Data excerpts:
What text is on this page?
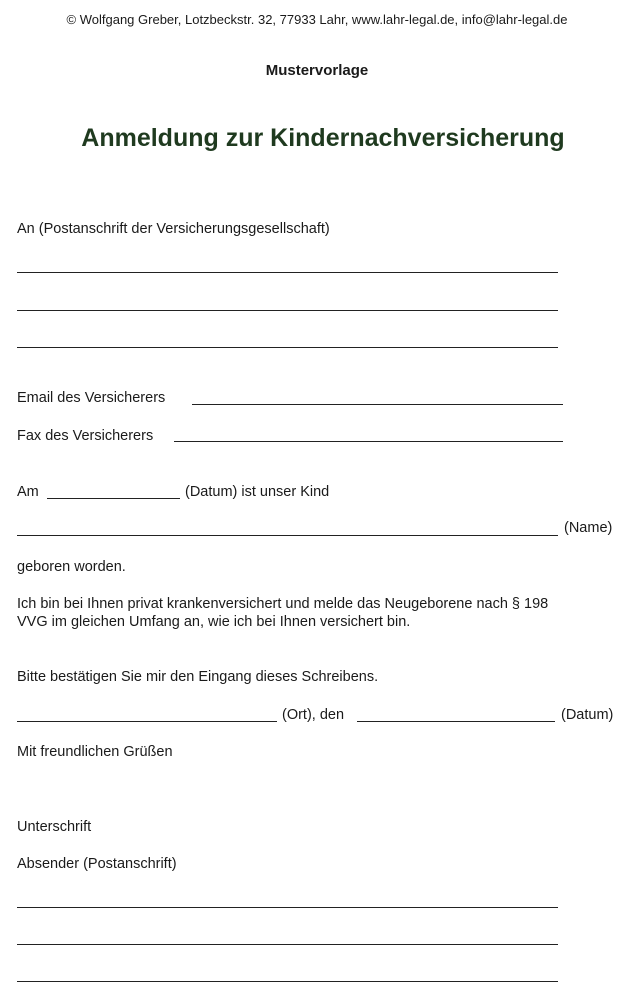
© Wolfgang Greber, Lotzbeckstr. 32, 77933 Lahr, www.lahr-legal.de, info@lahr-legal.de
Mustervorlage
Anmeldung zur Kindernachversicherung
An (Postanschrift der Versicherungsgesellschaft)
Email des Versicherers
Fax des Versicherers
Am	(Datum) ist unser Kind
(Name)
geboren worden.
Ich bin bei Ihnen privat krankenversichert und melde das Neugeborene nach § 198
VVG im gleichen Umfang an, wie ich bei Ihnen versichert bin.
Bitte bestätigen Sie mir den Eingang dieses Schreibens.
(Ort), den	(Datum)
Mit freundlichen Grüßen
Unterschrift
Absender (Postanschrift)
==
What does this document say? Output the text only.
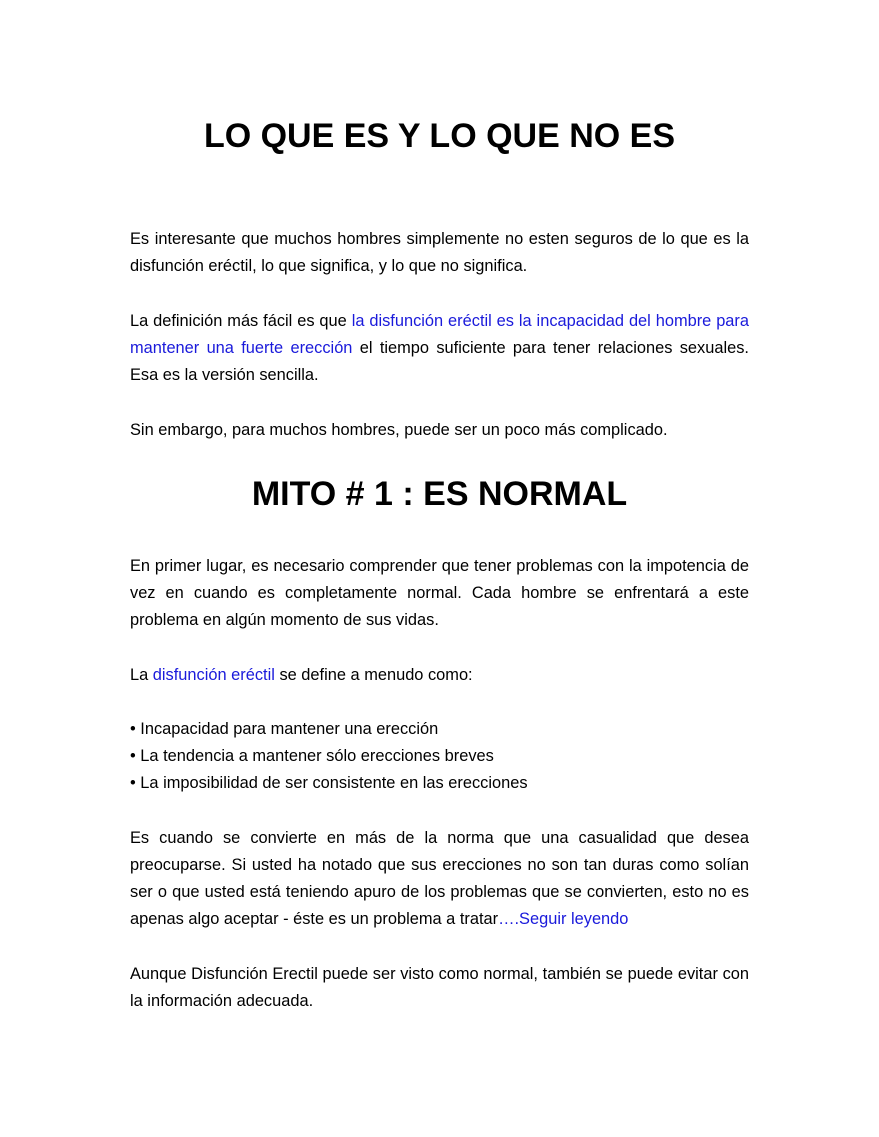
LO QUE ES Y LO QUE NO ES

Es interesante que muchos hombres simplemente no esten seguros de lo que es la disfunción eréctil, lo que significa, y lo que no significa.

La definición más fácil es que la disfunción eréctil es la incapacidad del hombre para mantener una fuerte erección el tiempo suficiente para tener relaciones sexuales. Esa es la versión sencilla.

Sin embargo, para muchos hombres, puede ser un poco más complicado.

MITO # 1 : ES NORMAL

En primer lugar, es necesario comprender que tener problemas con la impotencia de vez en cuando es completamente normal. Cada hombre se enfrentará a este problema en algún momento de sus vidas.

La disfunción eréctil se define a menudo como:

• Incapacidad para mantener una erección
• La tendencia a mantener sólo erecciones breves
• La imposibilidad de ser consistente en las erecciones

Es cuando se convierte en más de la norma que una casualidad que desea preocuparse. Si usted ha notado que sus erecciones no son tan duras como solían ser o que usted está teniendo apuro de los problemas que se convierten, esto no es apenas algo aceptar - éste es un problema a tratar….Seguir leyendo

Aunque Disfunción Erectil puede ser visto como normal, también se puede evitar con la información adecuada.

Directions:
Copy out every line from the data above that has "erección" in it.

Task response:
La definición más fácil es que la disfunción eréctil es la incapacidad del hombre para mantener una fuerte erección el tiempo suficiente para tener relaciones sexuales. Esa es la versión sencilla.
• Incapacidad para mantener una erección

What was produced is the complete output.